_Tarefa a realizar:_ No trecho sobre o ASSIS, com o que é preenchida a tabula rasa?

_Trecho para leitura:_
__________
Um mérito especial da modelagem do ASSIS é a inversão de lógica que ela faz. O ASSIS não chega ao juiz como algo acabado e pronto para uso, salvo de um ponto de vista tecnológico agnóstico: tratamento de linguagem natural, por exemplo.

O software sempre chegou ao usuário pronto, mesmo quando se procurou quebrar a rigidez maquínica com parâmetros, customizações tópicas, desenho de regras de negócio específicas em áreas onde a universalização é impossível. Essa flexibilidade é ilusória, falaciosa, nos limites que a tecnologia entrega. Não é por acaso que se fala tanto em regra de negócio. Os técnicos precisam saber antes para programá-las. Num ambiente data driven, típico de agora, o condicionamento do futuro pelo passado é evidente: a máquina informacional algorítmica pode congelar padrões, replicando-os consistentemente e perigosamente. Pode ser transformada numa arma cibernética de controle social.

O modelo ASSIS é diferente. Trata-se de uma máquina de aprendizado, sim. Não há regra de negócio prévia. Ele é capaz de aprender de uma base de dados que lhe seja fornecida e traduzir em algoritmo (funções implícitas matemáticas) o que aprendeu. Esta parte do programa (funções) é a que vai ser usada no futuro, quando estiver em operação, fazendo inferências. Do ponto de vista jurídico, o ASSIS é, então, uma tabula rasa (Locke) que ele mesmo vai preencher com a base de dados do magistrado a que prestará assistência. Desde 2017 – nascimento dos transformers -, avanços notáveis foram feitos para reduzir tempo e custos de especialização de bases de conhecimento generalistas. Neste janeiro de 2025, uma revolução ocorreu no mundo: DeepSeek r-1, o modelo de IA generativa para as abordagens específicas/especializadas: a ideia de um assistente do juiz que atue em consonância com sua valoração dos fatos e sua interpretação normativa foi reforçada.

Ora, todos estão preocupados porque os algoritmos vão modelar as pessoas. E, de fato, são instrumentos muito eficientes para isso. Bem superiores aos adotados até agora: escola, cursos, imprensa, pedagogia, religião (HARARI, 2024, p. 48-50), medo, narrativas repetidas.

No Assis, no entanto, os juízes condicionam os algoritmos. Colocam nele a coleira de suas visões de mundo e das coisas. A tabula rasa é preenchida com os entendimentos do magistrado assistido, exatamente como se faz com um assistente humano recém-chegado para auxiliar o magistrado em qualquer nível (das varas aos tribunais). Se estiver preenchida, é “apagada” para ser reescrita. A metáfora, para fins de analogia, é quase-perfeita.

No sistema resultante – que incorpora a IA no suporte ao juiz - questões éticas, se existirem, serão as que temos, hoje, no sistema sem tecnologia.
__________
(Listagens de regiões anotadas)

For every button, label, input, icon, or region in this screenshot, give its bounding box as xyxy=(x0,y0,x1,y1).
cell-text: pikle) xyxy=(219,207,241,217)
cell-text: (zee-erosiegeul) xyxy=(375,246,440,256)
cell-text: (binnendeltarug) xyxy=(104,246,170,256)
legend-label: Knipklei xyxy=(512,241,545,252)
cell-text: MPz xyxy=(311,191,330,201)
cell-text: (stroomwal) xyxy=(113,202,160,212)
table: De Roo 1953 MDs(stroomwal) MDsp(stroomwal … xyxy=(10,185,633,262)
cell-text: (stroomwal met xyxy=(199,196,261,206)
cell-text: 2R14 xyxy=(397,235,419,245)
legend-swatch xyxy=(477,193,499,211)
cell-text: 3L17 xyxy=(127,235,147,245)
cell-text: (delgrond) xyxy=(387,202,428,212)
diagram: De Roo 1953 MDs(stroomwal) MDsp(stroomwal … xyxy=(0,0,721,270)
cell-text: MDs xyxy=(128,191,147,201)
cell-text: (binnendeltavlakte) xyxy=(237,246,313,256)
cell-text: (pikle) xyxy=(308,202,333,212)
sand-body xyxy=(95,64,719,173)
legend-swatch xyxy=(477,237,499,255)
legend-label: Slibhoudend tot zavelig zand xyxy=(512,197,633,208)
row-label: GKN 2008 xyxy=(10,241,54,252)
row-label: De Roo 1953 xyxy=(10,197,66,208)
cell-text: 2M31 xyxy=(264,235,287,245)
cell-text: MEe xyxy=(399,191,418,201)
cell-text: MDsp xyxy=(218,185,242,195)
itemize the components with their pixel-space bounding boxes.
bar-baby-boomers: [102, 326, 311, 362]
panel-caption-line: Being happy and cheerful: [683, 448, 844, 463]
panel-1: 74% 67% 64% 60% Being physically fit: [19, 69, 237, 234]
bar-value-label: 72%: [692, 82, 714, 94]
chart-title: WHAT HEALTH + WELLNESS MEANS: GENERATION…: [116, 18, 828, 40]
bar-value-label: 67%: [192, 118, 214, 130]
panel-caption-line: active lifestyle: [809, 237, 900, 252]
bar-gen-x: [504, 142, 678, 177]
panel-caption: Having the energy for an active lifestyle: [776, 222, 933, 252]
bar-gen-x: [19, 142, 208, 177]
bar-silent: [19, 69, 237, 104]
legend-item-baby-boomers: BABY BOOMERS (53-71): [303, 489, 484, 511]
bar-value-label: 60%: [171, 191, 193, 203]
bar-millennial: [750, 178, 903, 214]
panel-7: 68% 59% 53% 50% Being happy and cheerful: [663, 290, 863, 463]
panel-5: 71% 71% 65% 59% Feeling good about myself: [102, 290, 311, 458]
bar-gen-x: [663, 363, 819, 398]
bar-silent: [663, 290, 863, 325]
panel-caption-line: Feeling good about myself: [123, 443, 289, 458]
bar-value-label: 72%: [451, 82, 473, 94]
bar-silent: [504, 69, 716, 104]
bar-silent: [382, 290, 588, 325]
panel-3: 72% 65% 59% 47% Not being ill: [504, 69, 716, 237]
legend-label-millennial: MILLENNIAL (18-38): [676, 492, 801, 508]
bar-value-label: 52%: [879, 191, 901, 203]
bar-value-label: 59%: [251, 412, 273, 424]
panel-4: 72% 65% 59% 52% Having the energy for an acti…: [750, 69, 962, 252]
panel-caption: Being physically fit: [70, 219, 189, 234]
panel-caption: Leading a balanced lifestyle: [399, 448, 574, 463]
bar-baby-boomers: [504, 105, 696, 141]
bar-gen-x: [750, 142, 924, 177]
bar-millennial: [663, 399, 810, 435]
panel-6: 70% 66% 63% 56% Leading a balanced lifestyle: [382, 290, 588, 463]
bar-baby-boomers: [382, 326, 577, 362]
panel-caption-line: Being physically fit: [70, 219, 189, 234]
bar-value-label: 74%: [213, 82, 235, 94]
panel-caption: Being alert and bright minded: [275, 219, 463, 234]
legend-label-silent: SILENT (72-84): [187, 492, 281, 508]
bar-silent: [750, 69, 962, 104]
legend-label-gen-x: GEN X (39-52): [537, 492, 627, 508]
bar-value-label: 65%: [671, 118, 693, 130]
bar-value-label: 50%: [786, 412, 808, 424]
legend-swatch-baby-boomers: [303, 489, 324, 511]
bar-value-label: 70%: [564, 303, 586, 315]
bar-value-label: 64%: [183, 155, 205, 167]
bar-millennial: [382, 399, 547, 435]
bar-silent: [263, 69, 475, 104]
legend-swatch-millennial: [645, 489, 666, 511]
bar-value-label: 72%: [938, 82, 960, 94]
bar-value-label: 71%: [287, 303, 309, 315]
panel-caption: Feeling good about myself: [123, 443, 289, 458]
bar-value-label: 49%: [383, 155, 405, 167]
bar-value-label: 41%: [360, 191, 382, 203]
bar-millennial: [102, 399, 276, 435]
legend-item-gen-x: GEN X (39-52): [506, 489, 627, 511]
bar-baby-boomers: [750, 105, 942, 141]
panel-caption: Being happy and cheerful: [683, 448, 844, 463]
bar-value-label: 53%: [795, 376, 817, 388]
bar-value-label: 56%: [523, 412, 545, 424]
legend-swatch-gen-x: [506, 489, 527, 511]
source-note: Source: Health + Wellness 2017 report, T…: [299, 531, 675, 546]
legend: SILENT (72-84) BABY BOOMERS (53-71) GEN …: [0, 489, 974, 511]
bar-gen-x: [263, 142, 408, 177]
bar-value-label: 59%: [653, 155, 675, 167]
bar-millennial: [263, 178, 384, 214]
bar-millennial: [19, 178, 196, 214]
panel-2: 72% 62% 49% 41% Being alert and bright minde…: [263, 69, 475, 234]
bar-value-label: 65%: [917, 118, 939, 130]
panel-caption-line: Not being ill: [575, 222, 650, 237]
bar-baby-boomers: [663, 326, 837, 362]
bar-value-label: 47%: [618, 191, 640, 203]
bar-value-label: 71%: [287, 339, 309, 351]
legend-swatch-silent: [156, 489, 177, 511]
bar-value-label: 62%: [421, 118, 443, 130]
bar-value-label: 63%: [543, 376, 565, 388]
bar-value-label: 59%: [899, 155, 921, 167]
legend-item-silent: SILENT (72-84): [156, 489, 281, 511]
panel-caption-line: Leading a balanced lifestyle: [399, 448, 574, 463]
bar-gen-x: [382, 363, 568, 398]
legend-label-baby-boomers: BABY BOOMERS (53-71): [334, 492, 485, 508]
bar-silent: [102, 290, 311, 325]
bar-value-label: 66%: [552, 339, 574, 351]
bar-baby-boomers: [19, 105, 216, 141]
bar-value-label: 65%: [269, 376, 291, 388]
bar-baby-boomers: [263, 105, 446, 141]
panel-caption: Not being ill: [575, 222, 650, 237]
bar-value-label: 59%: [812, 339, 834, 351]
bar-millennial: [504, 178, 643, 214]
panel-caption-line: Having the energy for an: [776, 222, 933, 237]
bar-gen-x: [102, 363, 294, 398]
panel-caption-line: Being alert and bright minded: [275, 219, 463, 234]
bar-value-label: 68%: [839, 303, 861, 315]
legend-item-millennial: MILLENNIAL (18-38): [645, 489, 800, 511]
__________
_Resposta da tarefa:_ Com os entendimentos do magistrado assistido.